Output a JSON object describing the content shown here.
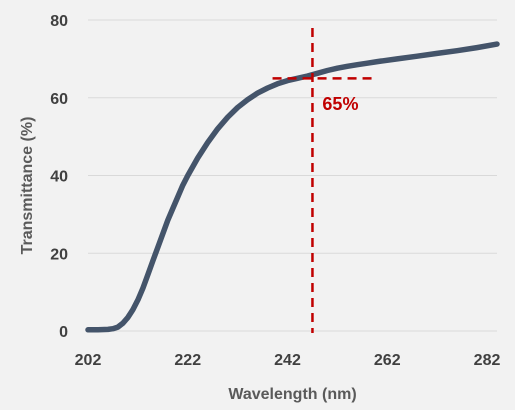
{
  "chart_data": {
    "type": "line",
    "xlabel": "Wavelength (nm)",
    "ylabel": "Transmittance (%)",
    "xlim": [
      202,
      284
    ],
    "ylim": [
      0,
      80
    ],
    "x_ticks": [
      "202",
      "222",
      "242",
      "262",
      "282"
    ],
    "y_ticks": [
      "0",
      "20",
      "40",
      "60",
      "80"
    ],
    "grid": "horizontal",
    "legend": "none",
    "colors": {
      "series": "#44546a",
      "annotation": "#c00000",
      "gridline": "#d9d9d9",
      "background": "#f2f2f2"
    },
    "series": [
      {
        "x": [
          202,
          204,
          206,
          207,
          208,
          209,
          210,
          211,
          212,
          213,
          214,
          215,
          216,
          217,
          218,
          219,
          220,
          221,
          222,
          224,
          226,
          228,
          230,
          232,
          234,
          236,
          238,
          240,
          242,
          244,
          246,
          248,
          250,
          252,
          254,
          256,
          258,
          260,
          264,
          268,
          272,
          276,
          280,
          284
        ],
        "y": [
          0.3,
          0.3,
          0.4,
          0.6,
          1.0,
          2.0,
          3.5,
          5.5,
          8.0,
          11.0,
          14.5,
          18.0,
          21.5,
          25.0,
          28.5,
          31.5,
          34.5,
          37.5,
          40.0,
          44.5,
          48.5,
          52.0,
          55.0,
          57.5,
          59.5,
          61.2,
          62.5,
          63.6,
          64.4,
          65.0,
          65.6,
          66.3,
          67.0,
          67.6,
          68.1,
          68.5,
          68.9,
          69.3,
          70.0,
          70.7,
          71.4,
          72.1,
          72.9,
          73.8
        ]
      }
    ],
    "annotations": [
      {
        "type": "vline",
        "x": 247
      },
      {
        "type": "hline",
        "y": 65,
        "x_from": 239,
        "x_to": 259
      },
      {
        "type": "label",
        "text": "65%",
        "x": 249,
        "y": 60
      }
    ]
  }
}
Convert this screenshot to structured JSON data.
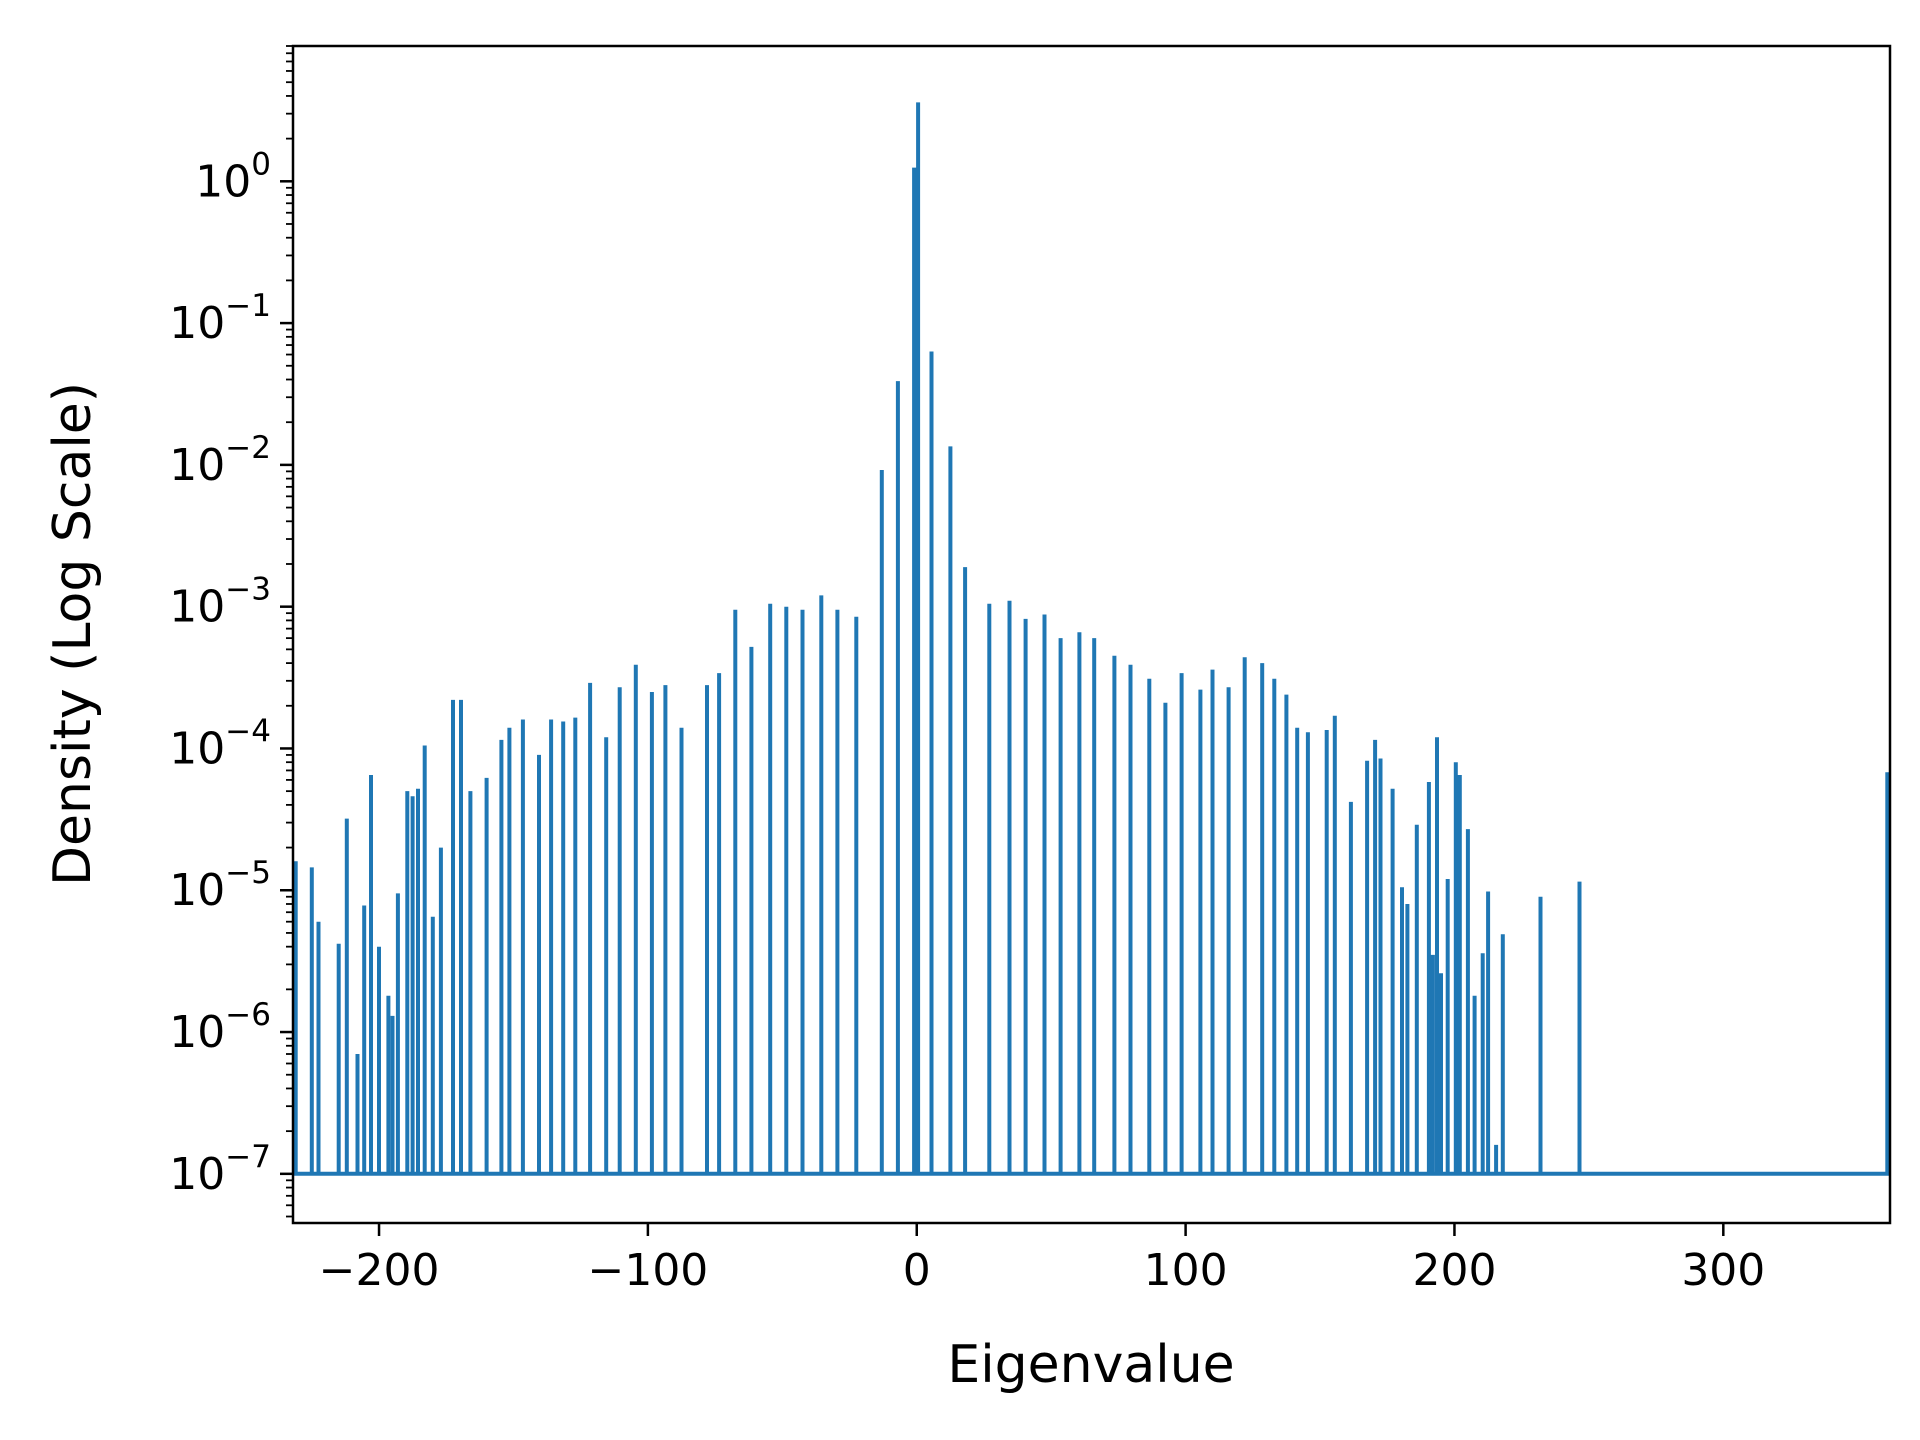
{
  "chart_data": {
    "type": "line",
    "title": "",
    "xlabel": "Eigenvalue",
    "ylabel": "Density (Log Scale)",
    "xlim": [
      -232,
      362
    ],
    "ylim": [
      4.5e-08,
      9.0
    ],
    "yscale": "log",
    "grid": false,
    "line_color": "#1f77b4",
    "baseline": 1e-07,
    "x_ticks": [
      {
        "value": -200,
        "label": "−200"
      },
      {
        "value": -100,
        "label": "−100"
      },
      {
        "value": 0,
        "label": "0"
      },
      {
        "value": 100,
        "label": "100"
      },
      {
        "value": 200,
        "label": "200"
      },
      {
        "value": 300,
        "label": "300"
      }
    ],
    "y_ticks": [
      {
        "value": 1,
        "base": "10",
        "exp": "0"
      },
      {
        "value": 0.1,
        "base": "10",
        "exp": "−1"
      },
      {
        "value": 0.01,
        "base": "10",
        "exp": "−2"
      },
      {
        "value": 0.001,
        "base": "10",
        "exp": "−3"
      },
      {
        "value": 0.0001,
        "base": "10",
        "exp": "−4"
      },
      {
        "value": 1e-05,
        "base": "10",
        "exp": "−5"
      },
      {
        "value": 1e-06,
        "base": "10",
        "exp": "−6"
      },
      {
        "value": 1e-07,
        "base": "10",
        "exp": "−7"
      }
    ],
    "spikes": [
      {
        "x": -231.0,
        "y": 1.6e-05
      },
      {
        "x": -225.0,
        "y": 1.45e-05
      },
      {
        "x": -222.5,
        "y": 6e-06
      },
      {
        "x": -215.0,
        "y": 4.2e-06
      },
      {
        "x": -212.0,
        "y": 3.2e-05
      },
      {
        "x": -208.0,
        "y": 7e-07
      },
      {
        "x": -205.5,
        "y": 7.8e-06
      },
      {
        "x": -203.0,
        "y": 6.5e-05
      },
      {
        "x": -200.0,
        "y": 4e-06
      },
      {
        "x": -196.5,
        "y": 1.8e-06
      },
      {
        "x": -195.0,
        "y": 1.3e-06
      },
      {
        "x": -193.0,
        "y": 9.5e-06
      },
      {
        "x": -189.5,
        "y": 5e-05
      },
      {
        "x": -187.5,
        "y": 4.6e-05
      },
      {
        "x": -185.5,
        "y": 5.2e-05
      },
      {
        "x": -183.0,
        "y": 0.000105
      },
      {
        "x": -180.0,
        "y": 6.5e-06
      },
      {
        "x": -177.0,
        "y": 2e-05
      },
      {
        "x": -172.5,
        "y": 0.00022
      },
      {
        "x": -169.5,
        "y": 0.00022
      },
      {
        "x": -166.0,
        "y": 5e-05
      },
      {
        "x": -160.0,
        "y": 6.2e-05
      },
      {
        "x": -154.5,
        "y": 0.000115
      },
      {
        "x": -151.5,
        "y": 0.00014
      },
      {
        "x": -146.5,
        "y": 0.00016
      },
      {
        "x": -140.5,
        "y": 9e-05
      },
      {
        "x": -136.0,
        "y": 0.00016
      },
      {
        "x": -131.5,
        "y": 0.000155
      },
      {
        "x": -127.0,
        "y": 0.000165
      },
      {
        "x": -121.5,
        "y": 0.00029
      },
      {
        "x": -115.5,
        "y": 0.00012
      },
      {
        "x": -110.5,
        "y": 0.00027
      },
      {
        "x": -104.5,
        "y": 0.00039
      },
      {
        "x": -98.5,
        "y": 0.00025
      },
      {
        "x": -93.5,
        "y": 0.00028
      },
      {
        "x": -87.5,
        "y": 0.00014
      },
      {
        "x": -78.0,
        "y": 0.00028
      },
      {
        "x": -73.5,
        "y": 0.00034
      },
      {
        "x": -67.5,
        "y": 0.00095
      },
      {
        "x": -61.5,
        "y": 0.00052
      },
      {
        "x": -54.5,
        "y": 0.00105
      },
      {
        "x": -48.5,
        "y": 0.001
      },
      {
        "x": -42.5,
        "y": 0.00095
      },
      {
        "x": -35.5,
        "y": 0.0012
      },
      {
        "x": -29.5,
        "y": 0.00095
      },
      {
        "x": -22.5,
        "y": 0.00085
      },
      {
        "x": -13.0,
        "y": 0.0092
      },
      {
        "x": -7.0,
        "y": 0.039
      },
      {
        "x": -1.0,
        "y": 1.25
      },
      {
        "x": 0.5,
        "y": 3.6
      },
      {
        "x": 5.5,
        "y": 0.063
      },
      {
        "x": 12.5,
        "y": 0.0135
      },
      {
        "x": 18.0,
        "y": 0.0019
      },
      {
        "x": 27.0,
        "y": 0.00105
      },
      {
        "x": 34.5,
        "y": 0.0011
      },
      {
        "x": 40.5,
        "y": 0.00082
      },
      {
        "x": 47.5,
        "y": 0.00088
      },
      {
        "x": 53.5,
        "y": 0.0006
      },
      {
        "x": 60.5,
        "y": 0.00066
      },
      {
        "x": 66.0,
        "y": 0.0006
      },
      {
        "x": 73.5,
        "y": 0.00045
      },
      {
        "x": 79.5,
        "y": 0.00039
      },
      {
        "x": 86.5,
        "y": 0.00031
      },
      {
        "x": 92.5,
        "y": 0.00021
      },
      {
        "x": 98.5,
        "y": 0.00034
      },
      {
        "x": 105.5,
        "y": 0.00026
      },
      {
        "x": 110.0,
        "y": 0.00036
      },
      {
        "x": 116.0,
        "y": 0.00027
      },
      {
        "x": 122.0,
        "y": 0.00044
      },
      {
        "x": 128.5,
        "y": 0.0004
      },
      {
        "x": 133.0,
        "y": 0.00031
      },
      {
        "x": 137.5,
        "y": 0.00024
      },
      {
        "x": 141.5,
        "y": 0.00014
      },
      {
        "x": 145.5,
        "y": 0.00013
      },
      {
        "x": 152.5,
        "y": 0.000135
      },
      {
        "x": 155.5,
        "y": 0.00017
      },
      {
        "x": 161.5,
        "y": 4.2e-05
      },
      {
        "x": 167.5,
        "y": 8.2e-05
      },
      {
        "x": 170.5,
        "y": 0.000115
      },
      {
        "x": 172.5,
        "y": 8.5e-05
      },
      {
        "x": 177.0,
        "y": 5.2e-05
      },
      {
        "x": 180.5,
        "y": 1.05e-05
      },
      {
        "x": 182.5,
        "y": 8e-06
      },
      {
        "x": 186.0,
        "y": 2.9e-05
      },
      {
        "x": 190.5,
        "y": 5.8e-05
      },
      {
        "x": 192.0,
        "y": 3.5e-06
      },
      {
        "x": 193.5,
        "y": 0.00012
      },
      {
        "x": 195.0,
        "y": 2.6e-06
      },
      {
        "x": 197.5,
        "y": 1.2e-05
      },
      {
        "x": 200.5,
        "y": 8e-05
      },
      {
        "x": 202.0,
        "y": 6.5e-05
      },
      {
        "x": 205.0,
        "y": 2.7e-05
      },
      {
        "x": 207.5,
        "y": 1.8e-06
      },
      {
        "x": 210.5,
        "y": 3.6e-06
      },
      {
        "x": 212.5,
        "y": 9.8e-06
      },
      {
        "x": 215.5,
        "y": 1.6e-07
      },
      {
        "x": 218.0,
        "y": 4.9e-06
      },
      {
        "x": 232.0,
        "y": 9e-06
      },
      {
        "x": 246.5,
        "y": 1.15e-05
      },
      {
        "x": 361.0,
        "y": 6.8e-05
      }
    ]
  }
}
⁂
● **WHAT NEEDS TO BE DONE**:
Copy every single line of the material above that holds "type".

● **REPLY TO THE TASK**:
    "type": "line",
        "type": "vline",
        "type": "hline",
        "type": "label",
    "type": "line",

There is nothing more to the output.